Using the records provided below, locate and copy each line that contains the word "solid".

___ ENTRIES ___

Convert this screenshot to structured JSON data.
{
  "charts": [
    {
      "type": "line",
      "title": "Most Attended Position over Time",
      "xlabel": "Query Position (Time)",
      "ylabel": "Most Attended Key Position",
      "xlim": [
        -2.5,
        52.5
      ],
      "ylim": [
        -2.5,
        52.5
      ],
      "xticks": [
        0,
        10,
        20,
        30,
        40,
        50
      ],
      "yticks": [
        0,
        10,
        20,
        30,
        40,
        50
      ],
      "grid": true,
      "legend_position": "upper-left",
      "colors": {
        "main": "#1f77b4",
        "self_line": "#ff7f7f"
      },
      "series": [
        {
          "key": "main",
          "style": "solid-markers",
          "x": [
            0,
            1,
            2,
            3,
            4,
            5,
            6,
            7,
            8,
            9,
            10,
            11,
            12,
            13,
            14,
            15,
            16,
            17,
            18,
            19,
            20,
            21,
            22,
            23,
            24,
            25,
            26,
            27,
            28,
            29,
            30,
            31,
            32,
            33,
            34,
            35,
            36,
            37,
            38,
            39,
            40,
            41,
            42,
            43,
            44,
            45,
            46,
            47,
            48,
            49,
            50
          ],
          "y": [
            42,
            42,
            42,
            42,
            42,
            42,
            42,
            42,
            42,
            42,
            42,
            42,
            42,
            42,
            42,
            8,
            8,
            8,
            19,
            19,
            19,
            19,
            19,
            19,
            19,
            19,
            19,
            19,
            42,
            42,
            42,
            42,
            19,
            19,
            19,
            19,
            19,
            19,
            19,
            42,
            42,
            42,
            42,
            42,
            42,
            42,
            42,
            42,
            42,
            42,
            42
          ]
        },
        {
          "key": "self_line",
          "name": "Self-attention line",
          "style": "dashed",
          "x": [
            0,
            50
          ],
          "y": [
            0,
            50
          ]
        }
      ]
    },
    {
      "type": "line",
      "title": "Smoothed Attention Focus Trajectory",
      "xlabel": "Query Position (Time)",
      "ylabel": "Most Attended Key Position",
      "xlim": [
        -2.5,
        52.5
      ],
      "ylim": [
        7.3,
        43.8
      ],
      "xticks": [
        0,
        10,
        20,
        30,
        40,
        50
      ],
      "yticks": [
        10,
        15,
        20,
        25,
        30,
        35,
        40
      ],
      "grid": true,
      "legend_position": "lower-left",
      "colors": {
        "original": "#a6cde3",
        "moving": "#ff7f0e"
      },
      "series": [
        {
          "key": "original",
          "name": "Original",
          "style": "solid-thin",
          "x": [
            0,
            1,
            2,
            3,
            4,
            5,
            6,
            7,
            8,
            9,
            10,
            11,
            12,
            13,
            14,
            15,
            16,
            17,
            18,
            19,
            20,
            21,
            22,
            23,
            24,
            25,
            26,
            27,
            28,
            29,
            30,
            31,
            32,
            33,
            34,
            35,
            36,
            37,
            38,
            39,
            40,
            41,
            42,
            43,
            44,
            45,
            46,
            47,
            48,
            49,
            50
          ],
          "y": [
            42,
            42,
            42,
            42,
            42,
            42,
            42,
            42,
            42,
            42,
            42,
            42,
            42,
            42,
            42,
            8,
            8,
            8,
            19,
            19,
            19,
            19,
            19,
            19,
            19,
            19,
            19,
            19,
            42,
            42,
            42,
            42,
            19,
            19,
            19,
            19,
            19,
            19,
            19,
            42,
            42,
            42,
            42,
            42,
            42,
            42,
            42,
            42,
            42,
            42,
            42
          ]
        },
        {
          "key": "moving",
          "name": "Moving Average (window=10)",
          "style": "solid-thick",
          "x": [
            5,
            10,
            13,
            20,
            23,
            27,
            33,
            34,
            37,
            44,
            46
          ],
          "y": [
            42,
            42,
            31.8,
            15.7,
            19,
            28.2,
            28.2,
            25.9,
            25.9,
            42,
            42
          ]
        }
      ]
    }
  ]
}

___

REPLY:
          "style": "solid-markers",
          "style": "solid-thin",
          "style": "solid-thick",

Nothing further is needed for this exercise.